Below are some records; reproduce every one of them exactly.

## DATA FOR THIS TASK
============================================================
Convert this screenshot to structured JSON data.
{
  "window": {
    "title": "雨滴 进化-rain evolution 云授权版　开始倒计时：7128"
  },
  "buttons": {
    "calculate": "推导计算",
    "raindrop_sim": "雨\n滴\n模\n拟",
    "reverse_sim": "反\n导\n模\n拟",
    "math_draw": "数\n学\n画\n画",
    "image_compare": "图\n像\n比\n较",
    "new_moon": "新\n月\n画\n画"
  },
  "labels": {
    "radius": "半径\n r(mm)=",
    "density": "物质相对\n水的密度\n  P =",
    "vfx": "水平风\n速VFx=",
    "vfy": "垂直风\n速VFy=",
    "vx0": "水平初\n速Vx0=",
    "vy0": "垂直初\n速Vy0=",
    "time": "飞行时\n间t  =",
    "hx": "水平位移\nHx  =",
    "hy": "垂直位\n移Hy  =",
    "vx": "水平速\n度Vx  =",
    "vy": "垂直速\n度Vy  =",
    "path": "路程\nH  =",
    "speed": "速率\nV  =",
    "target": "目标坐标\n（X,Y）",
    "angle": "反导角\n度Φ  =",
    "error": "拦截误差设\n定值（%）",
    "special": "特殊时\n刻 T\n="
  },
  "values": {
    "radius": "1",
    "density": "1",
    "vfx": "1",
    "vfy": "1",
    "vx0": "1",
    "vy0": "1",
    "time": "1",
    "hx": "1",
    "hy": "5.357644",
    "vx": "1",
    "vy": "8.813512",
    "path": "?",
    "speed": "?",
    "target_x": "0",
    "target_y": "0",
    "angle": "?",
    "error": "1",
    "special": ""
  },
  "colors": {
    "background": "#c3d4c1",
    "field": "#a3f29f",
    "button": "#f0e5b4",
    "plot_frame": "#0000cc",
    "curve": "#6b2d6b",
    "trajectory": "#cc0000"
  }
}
============================================================
## THE COMPLETED TASK
Convert this screenshot to structured JSON data.
{
  "window": {
    "title": "雨滴 进化-rain evolution 云授权版　开始倒计时：7128"
  },
  "buttons": {
    "calculate": "推导计算",
    "raindrop_sim": "雨\n滴\n模\n拟",
    "reverse_sim": "反\n导\n模\n拟",
    "math_draw": "数\n学\n画\n画",
    "image_compare": "图\n像\n比\n较",
    "new_moon": "新\n月\n画\n画"
  },
  "labels": {
    "radius": "半径\n r(mm)=",
    "density": "物质相对\n水的密度\n  P =",
    "vfx": "水平风\n速VFx=",
    "vfy": "垂直风\n速VFy=",
    "vx0": "水平初\n速Vx0=",
    "vy0": "垂直初\n速Vy0=",
    "time": "飞行时\n间t  =",
    "hx": "水平位移\nHx  =",
    "hy": "垂直位\n移Hy  =",
    "vx": "水平速\n度Vx  =",
    "vy": "垂直速\n度Vy  =",
    "path": "路程\nH  =",
    "speed": "速率\nV  =",
    "target": "目标坐标\n（X,Y）",
    "angle": "反导角\n度Φ  =",
    "error": "拦截误差设\n定值（%）",
    "special": "特殊时\n刻 T\n="
  },
  "values": {
    "radius": "1",
    "density": "1",
    "vfx": "1",
    "vfy": "1",
    "vx0": "1",
    "vy0": "1",
    "time": "1",
    "hx": "1",
    "hy": "5.357644",
    "vx": "1",
    "vy": "8.813512",
    "path": "?",
    "speed": "?",
    "target_x": "0",
    "target_y": "0",
    "angle": "?",
    "error": "1",
    "special": ""
  },
  "colors": {
    "background": "#c3d4c1",
    "field": "#a3f29f",
    "button": "#f0e5b4",
    "plot_frame": "#0000cc",
    "curve": "#6b2d6b",
    "trajectory": "#cc0000"
  }
}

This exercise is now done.